Pull every line of the entries that has the word "subtitle".

* Begin TASK DATA *

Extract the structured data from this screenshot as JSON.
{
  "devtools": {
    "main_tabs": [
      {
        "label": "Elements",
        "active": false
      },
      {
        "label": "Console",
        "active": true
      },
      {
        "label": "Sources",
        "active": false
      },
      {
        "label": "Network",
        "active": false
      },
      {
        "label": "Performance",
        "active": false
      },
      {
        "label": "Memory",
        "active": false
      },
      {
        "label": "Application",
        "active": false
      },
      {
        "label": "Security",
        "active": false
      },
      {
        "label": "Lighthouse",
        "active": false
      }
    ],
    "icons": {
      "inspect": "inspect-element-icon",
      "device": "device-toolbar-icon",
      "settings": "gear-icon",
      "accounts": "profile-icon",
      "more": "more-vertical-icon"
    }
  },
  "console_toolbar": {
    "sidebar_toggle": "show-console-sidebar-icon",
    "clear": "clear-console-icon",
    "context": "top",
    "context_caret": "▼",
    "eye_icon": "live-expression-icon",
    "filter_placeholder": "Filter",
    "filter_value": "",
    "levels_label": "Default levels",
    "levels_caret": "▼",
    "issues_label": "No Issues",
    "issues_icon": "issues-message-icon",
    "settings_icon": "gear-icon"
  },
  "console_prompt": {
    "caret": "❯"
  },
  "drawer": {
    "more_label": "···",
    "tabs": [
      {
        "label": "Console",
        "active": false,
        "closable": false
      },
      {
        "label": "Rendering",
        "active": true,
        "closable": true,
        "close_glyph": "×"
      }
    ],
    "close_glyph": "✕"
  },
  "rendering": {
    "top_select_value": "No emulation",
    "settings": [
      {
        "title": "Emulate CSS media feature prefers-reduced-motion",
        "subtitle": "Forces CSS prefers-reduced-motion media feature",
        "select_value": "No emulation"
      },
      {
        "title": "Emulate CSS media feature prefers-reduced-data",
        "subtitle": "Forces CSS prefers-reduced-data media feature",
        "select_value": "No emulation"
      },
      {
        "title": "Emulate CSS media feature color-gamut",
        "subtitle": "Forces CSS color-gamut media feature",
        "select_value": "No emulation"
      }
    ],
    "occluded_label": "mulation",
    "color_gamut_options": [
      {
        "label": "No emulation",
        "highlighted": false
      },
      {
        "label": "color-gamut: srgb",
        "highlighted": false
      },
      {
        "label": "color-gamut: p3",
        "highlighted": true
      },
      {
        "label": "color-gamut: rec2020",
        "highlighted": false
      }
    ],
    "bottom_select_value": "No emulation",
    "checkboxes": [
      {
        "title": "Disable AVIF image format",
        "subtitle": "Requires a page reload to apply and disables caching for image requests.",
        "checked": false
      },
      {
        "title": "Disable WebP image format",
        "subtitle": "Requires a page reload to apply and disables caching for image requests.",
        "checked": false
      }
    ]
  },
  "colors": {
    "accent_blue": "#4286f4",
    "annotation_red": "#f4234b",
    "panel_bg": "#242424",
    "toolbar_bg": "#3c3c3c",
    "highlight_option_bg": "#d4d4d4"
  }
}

* End TASK DATA *

* [FULL OUTPUT]
        "subtitle": "Forces CSS prefers-reduced-motion media feature",
        "subtitle": "Forces CSS prefers-reduced-data media feature",
        "subtitle": "Forces CSS color-gamut media feature",
        "subtitle": "Requires a page reload to apply and disables caching for image requests.",
        "subtitle": "Requires a page reload to apply and disables caching for image requests.",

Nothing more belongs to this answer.